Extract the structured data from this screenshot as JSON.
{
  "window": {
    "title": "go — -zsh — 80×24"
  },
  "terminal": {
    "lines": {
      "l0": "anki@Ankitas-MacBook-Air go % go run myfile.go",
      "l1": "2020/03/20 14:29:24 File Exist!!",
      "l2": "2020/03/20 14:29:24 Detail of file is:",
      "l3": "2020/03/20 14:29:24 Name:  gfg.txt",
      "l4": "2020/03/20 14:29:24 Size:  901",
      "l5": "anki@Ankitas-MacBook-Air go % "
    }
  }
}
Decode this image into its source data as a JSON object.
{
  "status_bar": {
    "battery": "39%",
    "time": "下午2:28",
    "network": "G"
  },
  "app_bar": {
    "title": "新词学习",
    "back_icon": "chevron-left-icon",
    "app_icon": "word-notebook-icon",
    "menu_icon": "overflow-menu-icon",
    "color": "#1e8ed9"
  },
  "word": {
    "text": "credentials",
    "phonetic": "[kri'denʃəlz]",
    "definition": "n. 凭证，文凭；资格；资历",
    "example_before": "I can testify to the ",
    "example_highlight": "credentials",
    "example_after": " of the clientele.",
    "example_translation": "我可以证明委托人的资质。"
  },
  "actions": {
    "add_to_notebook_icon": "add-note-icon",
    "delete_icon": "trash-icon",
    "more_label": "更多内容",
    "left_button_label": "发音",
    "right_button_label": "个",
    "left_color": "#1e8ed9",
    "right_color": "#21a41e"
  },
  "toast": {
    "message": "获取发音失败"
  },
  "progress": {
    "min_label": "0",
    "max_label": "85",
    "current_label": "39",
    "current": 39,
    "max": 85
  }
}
..........
§ **What to work on**
Repeat the entries above exactly, leaving nothing out.

§ **Response to this exercise**
Extract the structured data from this screenshot as JSON.
{
  "window": {
    "title": "go — -zsh — 80×24"
  },
  "terminal": {
    "lines": {
      "l0": "anki@Ankitas-MacBook-Air go % go run myfile.go",
      "l1": "2020/03/20 14:29:24 File Exist!!",
      "l2": "2020/03/20 14:29:24 Detail of file is:",
      "l3": "2020/03/20 14:29:24 Name:  gfg.txt",
      "l4": "2020/03/20 14:29:24 Size:  901",
      "l5": "anki@Ankitas-MacBook-Air go % "
    }
  }
}
Decode this image into its source data as a JSON object.
{
  "status_bar": {
    "battery": "39%",
    "time": "下午2:28",
    "network": "G"
  },
  "app_bar": {
    "title": "新词学习",
    "back_icon": "chevron-left-icon",
    "app_icon": "word-notebook-icon",
    "menu_icon": "overflow-menu-icon",
    "color": "#1e8ed9"
  },
  "word": {
    "text": "credentials",
    "phonetic": "[kri'denʃəlz]",
    "definition": "n. 凭证，文凭；资格；资历",
    "example_before": "I can testify to the ",
    "example_highlight": "credentials",
    "example_after": " of the clientele.",
    "example_translation": "我可以证明委托人的资质。"
  },
  "actions": {
    "add_to_notebook_icon": "add-note-icon",
    "delete_icon": "trash-icon",
    "more_label": "更多内容",
    "left_button_label": "发音",
    "right_button_label": "个",
    "left_color": "#1e8ed9",
    "right_color": "#21a41e"
  },
  "toast": {
    "message": "获取发音失败"
  },
  "progress": {
    "min_label": "0",
    "max_label": "85",
    "current_label": "39",
    "current": 39,
    "max": 85
  }
}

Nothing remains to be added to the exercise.